### Task requirements
Review the material and extract every line in which the word "Seoul" occurs.

### Records shown
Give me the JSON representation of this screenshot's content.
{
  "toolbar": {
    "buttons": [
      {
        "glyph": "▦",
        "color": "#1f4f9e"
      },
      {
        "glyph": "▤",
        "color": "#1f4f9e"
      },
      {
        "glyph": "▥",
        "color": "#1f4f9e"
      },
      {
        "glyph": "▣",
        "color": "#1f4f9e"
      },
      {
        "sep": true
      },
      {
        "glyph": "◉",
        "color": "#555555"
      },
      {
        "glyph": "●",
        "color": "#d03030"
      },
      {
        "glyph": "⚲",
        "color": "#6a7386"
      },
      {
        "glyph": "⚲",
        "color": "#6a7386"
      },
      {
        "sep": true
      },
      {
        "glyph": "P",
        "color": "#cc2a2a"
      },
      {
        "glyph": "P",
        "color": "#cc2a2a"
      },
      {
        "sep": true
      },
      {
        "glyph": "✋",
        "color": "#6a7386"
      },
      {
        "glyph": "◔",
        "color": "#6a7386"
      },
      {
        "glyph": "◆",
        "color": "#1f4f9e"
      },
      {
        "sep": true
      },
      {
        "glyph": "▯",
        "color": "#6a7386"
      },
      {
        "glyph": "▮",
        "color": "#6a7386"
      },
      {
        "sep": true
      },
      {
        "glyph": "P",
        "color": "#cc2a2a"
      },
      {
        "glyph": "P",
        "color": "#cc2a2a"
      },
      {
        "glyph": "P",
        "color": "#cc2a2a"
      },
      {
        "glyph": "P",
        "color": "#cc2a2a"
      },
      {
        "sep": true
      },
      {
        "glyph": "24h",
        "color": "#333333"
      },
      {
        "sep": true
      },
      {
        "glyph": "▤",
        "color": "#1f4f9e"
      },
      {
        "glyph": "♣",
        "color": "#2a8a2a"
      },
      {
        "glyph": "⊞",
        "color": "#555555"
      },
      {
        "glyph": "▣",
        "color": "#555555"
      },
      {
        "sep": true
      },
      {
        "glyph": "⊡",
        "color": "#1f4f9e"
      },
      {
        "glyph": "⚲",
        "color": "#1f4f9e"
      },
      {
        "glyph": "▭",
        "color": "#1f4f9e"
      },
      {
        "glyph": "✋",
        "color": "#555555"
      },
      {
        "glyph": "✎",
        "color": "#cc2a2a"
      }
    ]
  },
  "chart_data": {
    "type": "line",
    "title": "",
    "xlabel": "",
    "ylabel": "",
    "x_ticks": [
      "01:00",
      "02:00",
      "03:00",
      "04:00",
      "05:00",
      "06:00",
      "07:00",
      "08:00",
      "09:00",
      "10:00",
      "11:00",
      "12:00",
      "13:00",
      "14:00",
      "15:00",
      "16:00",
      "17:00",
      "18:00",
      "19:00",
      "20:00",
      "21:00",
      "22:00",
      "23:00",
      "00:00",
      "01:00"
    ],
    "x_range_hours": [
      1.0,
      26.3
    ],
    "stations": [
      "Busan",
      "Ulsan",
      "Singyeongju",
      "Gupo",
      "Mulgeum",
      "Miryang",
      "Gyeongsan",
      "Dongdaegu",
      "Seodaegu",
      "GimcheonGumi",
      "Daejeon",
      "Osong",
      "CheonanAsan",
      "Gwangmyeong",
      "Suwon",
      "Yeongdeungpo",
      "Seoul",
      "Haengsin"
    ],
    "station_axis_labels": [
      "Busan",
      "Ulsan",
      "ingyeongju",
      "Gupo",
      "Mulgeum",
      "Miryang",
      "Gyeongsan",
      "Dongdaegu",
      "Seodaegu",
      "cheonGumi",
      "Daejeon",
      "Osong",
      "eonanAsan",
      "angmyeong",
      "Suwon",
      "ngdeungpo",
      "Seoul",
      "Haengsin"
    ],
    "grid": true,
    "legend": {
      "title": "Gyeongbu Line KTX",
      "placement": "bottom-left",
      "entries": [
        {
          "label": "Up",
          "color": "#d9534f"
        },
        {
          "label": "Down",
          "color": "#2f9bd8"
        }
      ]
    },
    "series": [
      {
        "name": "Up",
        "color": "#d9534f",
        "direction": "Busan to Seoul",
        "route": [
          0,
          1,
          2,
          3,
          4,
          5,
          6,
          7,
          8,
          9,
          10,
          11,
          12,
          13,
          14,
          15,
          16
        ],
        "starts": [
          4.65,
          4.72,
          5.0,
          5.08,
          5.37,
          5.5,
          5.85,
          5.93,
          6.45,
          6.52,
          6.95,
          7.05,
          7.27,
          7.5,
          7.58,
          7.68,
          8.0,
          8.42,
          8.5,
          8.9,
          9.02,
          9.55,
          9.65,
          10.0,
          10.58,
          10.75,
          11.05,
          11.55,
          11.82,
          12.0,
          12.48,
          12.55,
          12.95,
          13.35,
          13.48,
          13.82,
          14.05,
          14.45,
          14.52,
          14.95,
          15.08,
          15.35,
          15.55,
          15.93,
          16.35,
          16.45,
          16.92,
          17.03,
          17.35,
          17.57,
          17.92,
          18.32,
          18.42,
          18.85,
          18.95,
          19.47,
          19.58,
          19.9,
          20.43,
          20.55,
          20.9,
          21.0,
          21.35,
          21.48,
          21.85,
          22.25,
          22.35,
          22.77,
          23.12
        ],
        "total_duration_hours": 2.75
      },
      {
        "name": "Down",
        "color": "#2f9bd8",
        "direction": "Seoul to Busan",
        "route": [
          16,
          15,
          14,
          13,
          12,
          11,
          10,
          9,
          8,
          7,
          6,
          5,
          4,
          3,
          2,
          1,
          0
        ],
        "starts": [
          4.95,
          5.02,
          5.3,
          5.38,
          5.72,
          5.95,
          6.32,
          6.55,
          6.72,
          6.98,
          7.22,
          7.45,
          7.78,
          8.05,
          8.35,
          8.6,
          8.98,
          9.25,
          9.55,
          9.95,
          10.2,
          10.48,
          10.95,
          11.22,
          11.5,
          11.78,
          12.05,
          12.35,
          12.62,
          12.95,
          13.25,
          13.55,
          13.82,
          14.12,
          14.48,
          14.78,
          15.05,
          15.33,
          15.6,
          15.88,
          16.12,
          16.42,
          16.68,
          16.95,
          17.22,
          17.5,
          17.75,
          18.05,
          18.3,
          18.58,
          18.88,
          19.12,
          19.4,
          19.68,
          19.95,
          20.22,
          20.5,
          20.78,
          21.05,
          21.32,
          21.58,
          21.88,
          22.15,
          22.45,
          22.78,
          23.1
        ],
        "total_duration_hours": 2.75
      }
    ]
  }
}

### Output of the exercise
      "Seoul",
      "Seoul",
        "direction": "Busan to Seoul",
        "direction": "Seoul to Busan",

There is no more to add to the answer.